**GIVEN EXERCISE**. Return every line below as is, leaving out the pictures.

(Stored data entries)

========================

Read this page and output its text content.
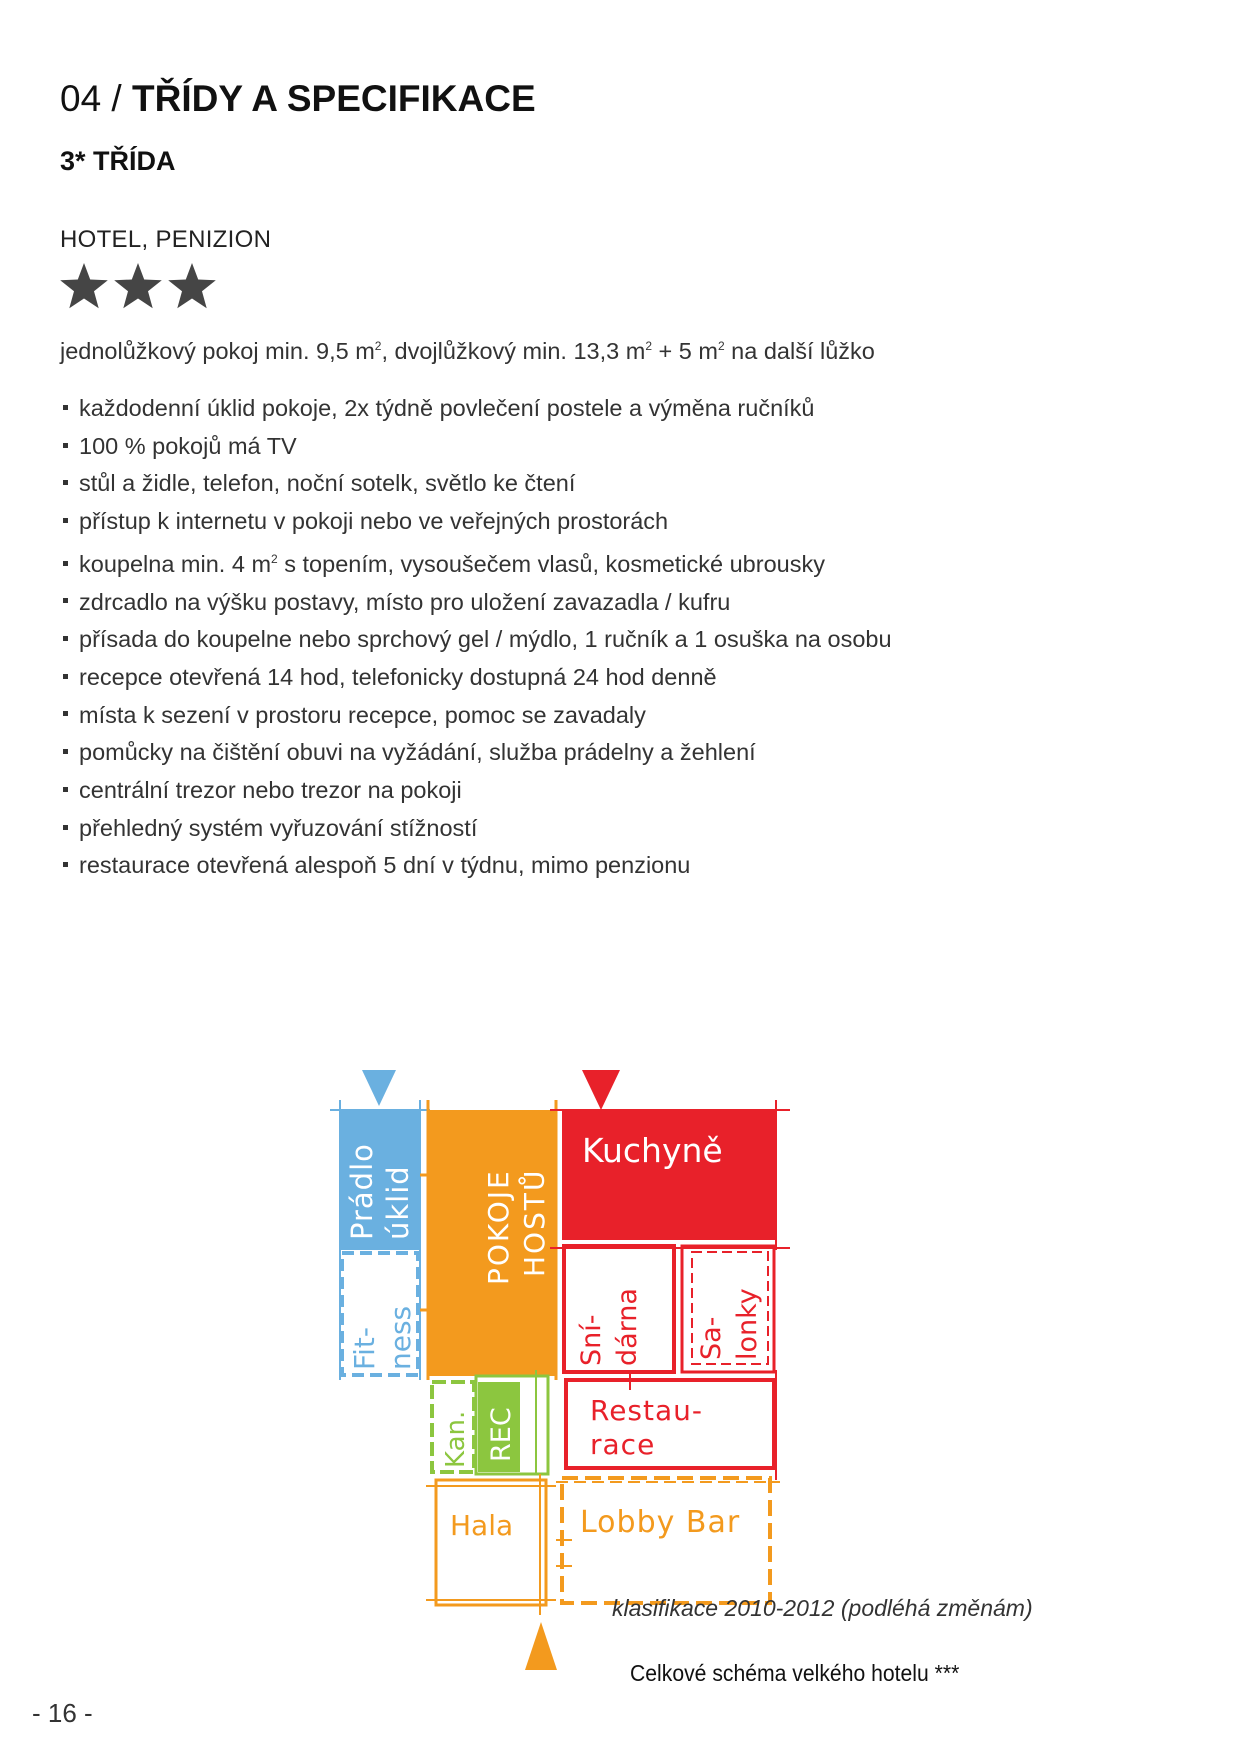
04 / TŘÍDY A SPECIFIKACE
3* TŘÍDA
HOTEL, PENIZION
jednolůžkový pokoj min. 9,5 $m^2$, dvojlůžkový min. 13,3 $m^2 + 5$ $m^2$ na další lůžko
každodenní úklid pokoje, 2x týdně povlečení postele a výměna ručníků
100 % pokojů má TV
stůl a židle, telefon, noční sotelk, světlo ke čtení
přístup k internetu v pokoji nebo ve veřejných prostorách
koupelna min. 4 $m^2$ s topením, vysoušečem vlasů, kosmetické ubrousky
zdrcadlo na výšku postavy, místo pro uložení zavazadla / kufru
přísada do koupelne nebo sprchový gel / mýdlo, 1 ručník a 1 osuška na osobu
recepce otevřená 14 hod, telefonicky dostupná 24 hod denně
místa k sezení v prostoru recepce, pomoc se zavadaly
pomůcky na čištění obuvi na vyžádání, služba prádelny a žehlení
centrální trezor nebo trezor na pokoji
přehledný systém vyřuzování stížností
restaurace otevřená alespoň 5 dní v týdnu, mimo penzionu
Prádlo úklid
Fit- ness
POKOJE HOSTŮ
Kuchyně
Sní- dárna Sa- lonky
Restau-
race
Kan. REC
Hala Lobby Bar
klasifikace 2010-2012 (podléhá změnám)
Celkové schéma velkého hotelu ***
- 16 -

========================

**TASK RESPONSE**.
Read this page and output its text content.
04 / TŘÍDY A SPECIFIKACE
3* TŘÍDA
HOTEL, PENIZION
jednolůžkový pokoj min. 9,5 $m^2$, dvojlůžkový min. 13,3 $m^2 + 5$ $m^2$ na další lůžko
každodenní úklid pokoje, 2x týdně povlečení postele a výměna ručníků
100 % pokojů má TV
stůl a židle, telefon, noční sotelk, světlo ke čtení
přístup k internetu v pokoji nebo ve veřejných prostorách
koupelna min. 4 $m^2$ s topením, vysoušečem vlasů, kosmetické ubrousky
zdrcadlo na výšku postavy, místo pro uložení zavazadla / kufru
přísada do koupelne nebo sprchový gel / mýdlo, 1 ručník a 1 osuška na osobu
recepce otevřená 14 hod, telefonicky dostupná 24 hod denně
místa k sezení v prostoru recepce, pomoc se zavadaly
pomůcky na čištění obuvi na vyžádání, služba prádelny a žehlení
centrální trezor nebo trezor na pokoji
přehledný systém vyřuzování stížností
restaurace otevřená alespoň 5 dní v týdnu, mimo penzionu
Prádlo úklid
Fit- ness
POKOJE HOSTŮ
Kuchyně
Sní- dárna Sa- lonky
Restau-
race
Kan. REC
Hala Lobby Bar
klasifikace 2010-2012 (podléhá změnám)
Celkové schéma velkého hotelu ***
- 16 -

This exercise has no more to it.